[Do this]:
Transcribe each record below word for word.

[Extracted information]:
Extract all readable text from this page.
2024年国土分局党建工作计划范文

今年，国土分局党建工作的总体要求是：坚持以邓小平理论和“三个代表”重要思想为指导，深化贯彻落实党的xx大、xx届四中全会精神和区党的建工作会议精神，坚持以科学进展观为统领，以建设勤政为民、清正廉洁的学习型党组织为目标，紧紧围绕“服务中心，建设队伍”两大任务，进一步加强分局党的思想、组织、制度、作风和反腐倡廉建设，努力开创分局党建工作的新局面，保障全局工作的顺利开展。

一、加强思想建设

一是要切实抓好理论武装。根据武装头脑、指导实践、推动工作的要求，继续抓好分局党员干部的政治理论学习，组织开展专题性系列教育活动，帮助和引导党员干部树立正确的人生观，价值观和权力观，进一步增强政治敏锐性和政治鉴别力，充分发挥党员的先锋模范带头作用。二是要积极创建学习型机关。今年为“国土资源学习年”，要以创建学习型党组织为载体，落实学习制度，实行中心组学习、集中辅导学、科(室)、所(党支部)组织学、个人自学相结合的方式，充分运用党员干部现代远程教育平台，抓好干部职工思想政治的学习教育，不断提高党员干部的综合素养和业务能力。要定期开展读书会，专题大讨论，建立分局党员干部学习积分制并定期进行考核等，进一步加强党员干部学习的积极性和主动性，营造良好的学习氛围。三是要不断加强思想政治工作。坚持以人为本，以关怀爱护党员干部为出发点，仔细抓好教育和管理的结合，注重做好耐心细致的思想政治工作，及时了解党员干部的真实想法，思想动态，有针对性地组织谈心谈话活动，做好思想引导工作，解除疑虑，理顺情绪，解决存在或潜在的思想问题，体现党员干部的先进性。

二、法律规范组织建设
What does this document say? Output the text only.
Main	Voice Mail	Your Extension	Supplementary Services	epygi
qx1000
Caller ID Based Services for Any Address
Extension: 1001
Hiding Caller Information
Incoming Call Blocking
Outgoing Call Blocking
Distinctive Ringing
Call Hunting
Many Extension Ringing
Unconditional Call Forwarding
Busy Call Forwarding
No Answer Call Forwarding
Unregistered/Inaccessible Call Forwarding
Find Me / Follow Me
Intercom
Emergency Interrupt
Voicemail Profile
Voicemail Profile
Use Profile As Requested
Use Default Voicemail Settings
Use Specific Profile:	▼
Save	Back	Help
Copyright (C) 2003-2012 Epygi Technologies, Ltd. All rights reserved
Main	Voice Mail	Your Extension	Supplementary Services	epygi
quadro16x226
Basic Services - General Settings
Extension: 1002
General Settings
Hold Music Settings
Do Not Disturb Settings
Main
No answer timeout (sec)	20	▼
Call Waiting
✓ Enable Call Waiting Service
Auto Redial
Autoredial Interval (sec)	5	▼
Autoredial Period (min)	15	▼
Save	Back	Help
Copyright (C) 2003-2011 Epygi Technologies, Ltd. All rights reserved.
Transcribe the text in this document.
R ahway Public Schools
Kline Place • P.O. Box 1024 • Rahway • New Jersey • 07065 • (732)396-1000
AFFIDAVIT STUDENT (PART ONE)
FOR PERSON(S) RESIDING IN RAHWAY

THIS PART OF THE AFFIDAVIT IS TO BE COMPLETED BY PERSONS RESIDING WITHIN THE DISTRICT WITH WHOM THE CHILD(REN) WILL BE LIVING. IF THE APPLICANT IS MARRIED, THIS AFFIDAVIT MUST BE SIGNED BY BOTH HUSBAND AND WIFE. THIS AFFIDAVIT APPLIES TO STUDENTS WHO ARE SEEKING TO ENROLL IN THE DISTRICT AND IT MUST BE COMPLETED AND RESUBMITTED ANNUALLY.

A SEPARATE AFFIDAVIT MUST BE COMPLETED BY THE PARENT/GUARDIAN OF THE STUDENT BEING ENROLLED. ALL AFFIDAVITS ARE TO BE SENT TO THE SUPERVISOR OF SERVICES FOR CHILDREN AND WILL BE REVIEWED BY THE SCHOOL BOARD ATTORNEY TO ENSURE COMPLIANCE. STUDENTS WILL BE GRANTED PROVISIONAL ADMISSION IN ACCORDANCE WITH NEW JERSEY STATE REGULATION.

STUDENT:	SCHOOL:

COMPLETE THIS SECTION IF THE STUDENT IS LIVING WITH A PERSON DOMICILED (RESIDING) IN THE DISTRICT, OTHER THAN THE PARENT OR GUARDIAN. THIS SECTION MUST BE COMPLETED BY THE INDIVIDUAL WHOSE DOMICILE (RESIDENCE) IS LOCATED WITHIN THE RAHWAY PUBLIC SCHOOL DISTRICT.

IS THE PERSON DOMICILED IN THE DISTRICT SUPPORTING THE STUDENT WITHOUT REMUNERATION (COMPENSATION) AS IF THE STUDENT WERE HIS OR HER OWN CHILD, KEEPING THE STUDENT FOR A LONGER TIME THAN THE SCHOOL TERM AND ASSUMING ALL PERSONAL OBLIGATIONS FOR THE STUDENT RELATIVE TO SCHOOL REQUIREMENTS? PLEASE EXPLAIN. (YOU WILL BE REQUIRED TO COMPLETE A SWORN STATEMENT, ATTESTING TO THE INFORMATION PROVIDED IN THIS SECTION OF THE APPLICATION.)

[Written response]:
Extract all readable text from this page.
2024年国土分局党建工作计划范文

今年，国土分局党建工作的总体要求是：坚持以邓小平理论和“三个代表”重要思想为指导，深化贯彻落实党的xx大、xx届四中全会精神和区党的建工作会议精神，坚持以科学进展观为统领，以建设勤政为民、清正廉洁的学习型党组织为目标，紧紧围绕“服务中心，建设队伍”两大任务，进一步加强分局党的思想、组织、制度、作风和反腐倡廉建设，努力开创分局党建工作的新局面，保障全局工作的顺利开展。

一、加强思想建设

一是要切实抓好理论武装。根据武装头脑、指导实践、推动工作的要求，继续抓好分局党员干部的政治理论学习，组织开展专题性系列教育活动，帮助和引导党员干部树立正确的人生观，价值观和权力观，进一步增强政治敏锐性和政治鉴别力，充分发挥党员的先锋模范带头作用。二是要积极创建学习型机关。今年为“国土资源学习年”，要以创建学习型党组织为载体，落实学习制度，实行中心组学习、集中辅导学、科(室)、所(党支部)组织学、个人自学相结合的方式，充分运用党员干部现代远程教育平台，抓好干部职工思想政治的学习教育，不断提高党员干部的综合素养和业务能力。要定期开展读书会，专题大讨论，建立分局党员干部学习积分制并定期进行考核等，进一步加强党员干部学习的积极性和主动性，营造良好的学习氛围。三是要不断加强思想政治工作。坚持以人为本，以关怀爱护党员干部为出发点，仔细抓好教育和管理的结合，注重做好耐心细致的思想政治工作，及时了解党员干部的真实想法，思想动态，有针对性地组织谈心谈话活动，做好思想引导工作，解除疑虑，理顺情绪，解决存在或潜在的思想问题，体现党员干部的先进性。

二、法律规范组织建设
What does this document say? Output the text only.
Main	Voice Mail	Your Extension	Supplementary Services	epygi
qx1000
Caller ID Based Services for Any Address
Extension: 1001
Hiding Caller Information
Incoming Call Blocking
Outgoing Call Blocking
Distinctive Ringing
Call Hunting
Many Extension Ringing
Unconditional Call Forwarding
Busy Call Forwarding
No Answer Call Forwarding
Unregistered/Inaccessible Call Forwarding
Find Me / Follow Me
Intercom
Emergency Interrupt
Voicemail Profile
Voicemail Profile
Use Profile As Requested
Use Default Voicemail Settings
Use Specific Profile:	▼
Save	Back	Help
Copyright (C) 2003-2012 Epygi Technologies, Ltd. All rights reserved
Main	Voice Mail	Your Extension	Supplementary Services	epygi
quadro16x226
Basic Services - General Settings
Extension: 1002
General Settings
Hold Music Settings
Do Not Disturb Settings
Main
No answer timeout (sec)	20	▼
Call Waiting
✓ Enable Call Waiting Service
Auto Redial
Autoredial Interval (sec)	5	▼
Autoredial Period (min)	15	▼
Save	Back	Help
Copyright (C) 2003-2011 Epygi Technologies, Ltd. All rights reserved.
Transcribe the text in this document.
R ahway Public Schools
Kline Place • P.O. Box 1024 • Rahway • New Jersey • 07065 • (732)396-1000
AFFIDAVIT STUDENT (PART ONE)
FOR PERSON(S) RESIDING IN RAHWAY

THIS PART OF THE AFFIDAVIT IS TO BE COMPLETED BY PERSONS RESIDING WITHIN THE DISTRICT WITH WHOM THE CHILD(REN) WILL BE LIVING. IF THE APPLICANT IS MARRIED, THIS AFFIDAVIT MUST BE SIGNED BY BOTH HUSBAND AND WIFE. THIS AFFIDAVIT APPLIES TO STUDENTS WHO ARE SEEKING TO ENROLL IN THE DISTRICT AND IT MUST BE COMPLETED AND RESUBMITTED ANNUALLY.

A SEPARATE AFFIDAVIT MUST BE COMPLETED BY THE PARENT/GUARDIAN OF THE STUDENT BEING ENROLLED. ALL AFFIDAVITS ARE TO BE SENT TO THE SUPERVISOR OF SERVICES FOR CHILDREN AND WILL BE REVIEWED BY THE SCHOOL BOARD ATTORNEY TO ENSURE COMPLIANCE. STUDENTS WILL BE GRANTED PROVISIONAL ADMISSION IN ACCORDANCE WITH NEW JERSEY STATE REGULATION.

STUDENT:	SCHOOL:

COMPLETE THIS SECTION IF THE STUDENT IS LIVING WITH A PERSON DOMICILED (RESIDING) IN THE DISTRICT, OTHER THAN THE PARENT OR GUARDIAN. THIS SECTION MUST BE COMPLETED BY THE INDIVIDUAL WHOSE DOMICILE (RESIDENCE) IS LOCATED WITHIN THE RAHWAY PUBLIC SCHOOL DISTRICT.

IS THE PERSON DOMICILED IN THE DISTRICT SUPPORTING THE STUDENT WITHOUT REMUNERATION (COMPENSATION) AS IF THE STUDENT WERE HIS OR HER OWN CHILD, KEEPING THE STUDENT FOR A LONGER TIME THAN THE SCHOOL TERM AND ASSUMING ALL PERSONAL OBLIGATIONS FOR THE STUDENT RELATIVE TO SCHOOL REQUIREMENTS? PLEASE EXPLAIN. (YOU WILL BE REQUIRED TO COMPLETE A SWORN STATEMENT, ATTESTING TO THE INFORMATION PROVIDED IN THIS SECTION OF THE APPLICATION.)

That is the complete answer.